Exercise: Pull every line containing the word "Basic" from the records.
╭─ Records to process
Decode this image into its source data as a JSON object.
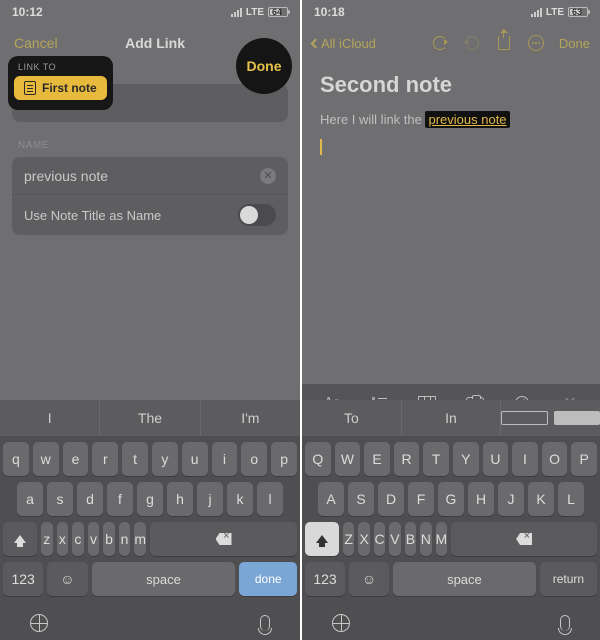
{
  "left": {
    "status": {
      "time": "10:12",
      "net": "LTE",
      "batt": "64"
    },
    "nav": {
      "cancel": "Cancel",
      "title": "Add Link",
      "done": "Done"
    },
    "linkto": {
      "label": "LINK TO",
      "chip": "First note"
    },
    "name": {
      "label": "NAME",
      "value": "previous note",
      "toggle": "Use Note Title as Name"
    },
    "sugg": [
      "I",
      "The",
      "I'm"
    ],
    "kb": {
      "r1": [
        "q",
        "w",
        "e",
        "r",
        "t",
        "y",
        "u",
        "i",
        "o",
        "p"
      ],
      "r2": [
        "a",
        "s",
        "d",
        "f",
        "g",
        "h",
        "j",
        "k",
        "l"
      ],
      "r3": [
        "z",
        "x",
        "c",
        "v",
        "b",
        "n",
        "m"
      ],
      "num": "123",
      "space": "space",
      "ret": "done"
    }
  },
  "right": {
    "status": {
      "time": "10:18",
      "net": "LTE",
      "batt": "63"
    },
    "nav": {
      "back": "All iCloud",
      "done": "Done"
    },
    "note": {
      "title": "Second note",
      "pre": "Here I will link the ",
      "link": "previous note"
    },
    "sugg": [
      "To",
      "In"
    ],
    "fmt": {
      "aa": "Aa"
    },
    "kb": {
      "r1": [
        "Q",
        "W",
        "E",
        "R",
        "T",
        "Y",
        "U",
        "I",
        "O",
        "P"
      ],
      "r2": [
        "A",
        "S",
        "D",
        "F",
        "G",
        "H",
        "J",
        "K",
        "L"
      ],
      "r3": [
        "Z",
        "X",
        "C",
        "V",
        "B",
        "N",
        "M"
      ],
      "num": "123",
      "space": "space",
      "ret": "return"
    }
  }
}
╰─
╭─ Records to process
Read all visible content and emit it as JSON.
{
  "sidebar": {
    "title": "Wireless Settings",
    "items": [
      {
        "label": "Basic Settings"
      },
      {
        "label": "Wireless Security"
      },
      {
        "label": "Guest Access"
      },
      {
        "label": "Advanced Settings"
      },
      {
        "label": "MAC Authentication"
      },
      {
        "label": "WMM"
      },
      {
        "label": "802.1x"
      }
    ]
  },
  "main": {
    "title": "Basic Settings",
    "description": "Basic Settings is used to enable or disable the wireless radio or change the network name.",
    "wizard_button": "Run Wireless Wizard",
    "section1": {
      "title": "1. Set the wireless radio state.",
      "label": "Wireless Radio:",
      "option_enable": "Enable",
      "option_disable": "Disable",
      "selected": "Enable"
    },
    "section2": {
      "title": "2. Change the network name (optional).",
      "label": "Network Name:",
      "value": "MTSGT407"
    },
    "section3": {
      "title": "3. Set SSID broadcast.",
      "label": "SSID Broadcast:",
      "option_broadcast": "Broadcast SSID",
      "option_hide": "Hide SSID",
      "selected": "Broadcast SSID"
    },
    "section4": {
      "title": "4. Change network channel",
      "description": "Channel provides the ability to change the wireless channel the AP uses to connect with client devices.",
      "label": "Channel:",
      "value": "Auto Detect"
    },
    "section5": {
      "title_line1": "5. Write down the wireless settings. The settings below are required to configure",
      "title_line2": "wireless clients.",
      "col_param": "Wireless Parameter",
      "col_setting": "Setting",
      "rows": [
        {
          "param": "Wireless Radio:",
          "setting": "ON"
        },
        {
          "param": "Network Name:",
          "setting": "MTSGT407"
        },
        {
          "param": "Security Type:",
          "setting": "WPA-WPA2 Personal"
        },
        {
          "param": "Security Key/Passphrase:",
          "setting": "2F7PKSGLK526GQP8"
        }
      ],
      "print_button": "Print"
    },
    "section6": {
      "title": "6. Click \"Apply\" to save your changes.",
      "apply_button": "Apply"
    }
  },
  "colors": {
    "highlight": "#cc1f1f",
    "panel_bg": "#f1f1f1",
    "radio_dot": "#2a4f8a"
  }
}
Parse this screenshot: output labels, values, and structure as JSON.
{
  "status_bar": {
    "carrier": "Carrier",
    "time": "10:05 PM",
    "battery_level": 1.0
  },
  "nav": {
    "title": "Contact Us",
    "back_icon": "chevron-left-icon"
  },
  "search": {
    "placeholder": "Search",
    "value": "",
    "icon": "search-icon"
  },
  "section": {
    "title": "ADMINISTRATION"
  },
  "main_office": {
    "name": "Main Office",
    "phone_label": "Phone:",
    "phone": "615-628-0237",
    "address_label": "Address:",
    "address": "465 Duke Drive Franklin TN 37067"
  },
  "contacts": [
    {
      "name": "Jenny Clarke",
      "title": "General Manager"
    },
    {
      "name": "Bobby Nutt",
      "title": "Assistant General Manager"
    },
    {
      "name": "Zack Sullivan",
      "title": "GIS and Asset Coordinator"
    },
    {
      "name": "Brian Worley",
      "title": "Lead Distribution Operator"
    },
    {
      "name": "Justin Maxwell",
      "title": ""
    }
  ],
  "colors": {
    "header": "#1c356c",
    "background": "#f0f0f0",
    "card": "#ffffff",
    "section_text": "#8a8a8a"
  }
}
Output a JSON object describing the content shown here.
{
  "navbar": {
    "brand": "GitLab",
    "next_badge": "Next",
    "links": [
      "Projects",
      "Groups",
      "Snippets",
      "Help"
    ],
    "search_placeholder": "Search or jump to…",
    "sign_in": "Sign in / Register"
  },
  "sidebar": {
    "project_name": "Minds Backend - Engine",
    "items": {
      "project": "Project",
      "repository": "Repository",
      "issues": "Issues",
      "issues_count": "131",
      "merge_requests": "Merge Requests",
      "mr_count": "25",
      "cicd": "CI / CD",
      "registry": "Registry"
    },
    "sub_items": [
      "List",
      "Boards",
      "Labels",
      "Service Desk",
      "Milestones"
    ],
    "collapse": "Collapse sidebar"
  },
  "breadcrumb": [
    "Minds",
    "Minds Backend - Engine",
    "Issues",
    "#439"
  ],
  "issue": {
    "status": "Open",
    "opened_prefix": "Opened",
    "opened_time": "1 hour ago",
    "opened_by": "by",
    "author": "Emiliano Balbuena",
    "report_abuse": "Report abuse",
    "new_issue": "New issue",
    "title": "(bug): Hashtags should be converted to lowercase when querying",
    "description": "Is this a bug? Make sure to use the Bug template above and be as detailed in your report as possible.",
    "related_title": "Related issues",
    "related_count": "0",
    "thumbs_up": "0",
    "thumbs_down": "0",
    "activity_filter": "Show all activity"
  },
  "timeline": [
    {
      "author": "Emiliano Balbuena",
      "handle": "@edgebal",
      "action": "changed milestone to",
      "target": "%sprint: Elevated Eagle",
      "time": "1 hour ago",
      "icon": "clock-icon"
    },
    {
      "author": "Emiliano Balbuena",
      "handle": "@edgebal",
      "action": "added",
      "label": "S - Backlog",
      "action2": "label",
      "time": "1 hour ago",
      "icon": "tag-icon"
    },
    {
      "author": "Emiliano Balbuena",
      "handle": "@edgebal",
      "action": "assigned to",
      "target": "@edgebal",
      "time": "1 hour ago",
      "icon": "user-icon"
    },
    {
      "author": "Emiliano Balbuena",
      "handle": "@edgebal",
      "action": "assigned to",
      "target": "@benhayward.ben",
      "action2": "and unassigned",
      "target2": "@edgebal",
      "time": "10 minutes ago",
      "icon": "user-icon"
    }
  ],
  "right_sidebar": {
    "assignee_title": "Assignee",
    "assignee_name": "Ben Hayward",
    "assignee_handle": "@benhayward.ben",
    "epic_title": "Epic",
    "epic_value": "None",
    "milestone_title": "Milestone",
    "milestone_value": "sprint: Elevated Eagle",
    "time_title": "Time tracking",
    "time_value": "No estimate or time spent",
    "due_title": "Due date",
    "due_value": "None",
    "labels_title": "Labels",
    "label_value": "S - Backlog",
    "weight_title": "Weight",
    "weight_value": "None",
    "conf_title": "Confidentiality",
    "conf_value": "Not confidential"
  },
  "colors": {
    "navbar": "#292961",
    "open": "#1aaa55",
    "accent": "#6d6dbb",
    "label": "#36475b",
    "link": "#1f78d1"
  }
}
╰─
Response:
        "label": "Basic Settings"
    "title": "Basic Settings",
    "description": "Basic Settings is used to enable or disable the wireless radio or change the network name.",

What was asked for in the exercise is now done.